▶ [Material to process]:
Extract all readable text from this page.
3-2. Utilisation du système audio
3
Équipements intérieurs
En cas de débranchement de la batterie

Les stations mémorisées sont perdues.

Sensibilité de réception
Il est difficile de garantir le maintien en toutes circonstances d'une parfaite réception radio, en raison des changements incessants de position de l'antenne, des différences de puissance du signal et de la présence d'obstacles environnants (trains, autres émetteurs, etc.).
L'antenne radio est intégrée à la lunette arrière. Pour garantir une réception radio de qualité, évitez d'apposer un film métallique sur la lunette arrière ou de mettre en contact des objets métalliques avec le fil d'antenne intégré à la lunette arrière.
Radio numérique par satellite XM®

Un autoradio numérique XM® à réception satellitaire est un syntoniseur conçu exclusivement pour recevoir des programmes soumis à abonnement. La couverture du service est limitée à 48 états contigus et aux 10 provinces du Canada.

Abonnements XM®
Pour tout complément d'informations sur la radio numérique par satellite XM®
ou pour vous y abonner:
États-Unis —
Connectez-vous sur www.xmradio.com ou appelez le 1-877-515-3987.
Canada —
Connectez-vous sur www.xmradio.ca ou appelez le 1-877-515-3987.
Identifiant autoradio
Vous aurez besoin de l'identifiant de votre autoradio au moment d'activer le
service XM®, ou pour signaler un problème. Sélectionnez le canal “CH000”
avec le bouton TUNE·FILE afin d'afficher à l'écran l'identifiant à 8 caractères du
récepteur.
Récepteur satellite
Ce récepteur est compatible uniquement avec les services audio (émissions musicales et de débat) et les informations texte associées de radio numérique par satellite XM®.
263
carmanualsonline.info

▶ [Exercise brief]:
Your answer should be a single number: the count of lines in the entries that contain the word "antenne".

▶ [Response to this task]:
2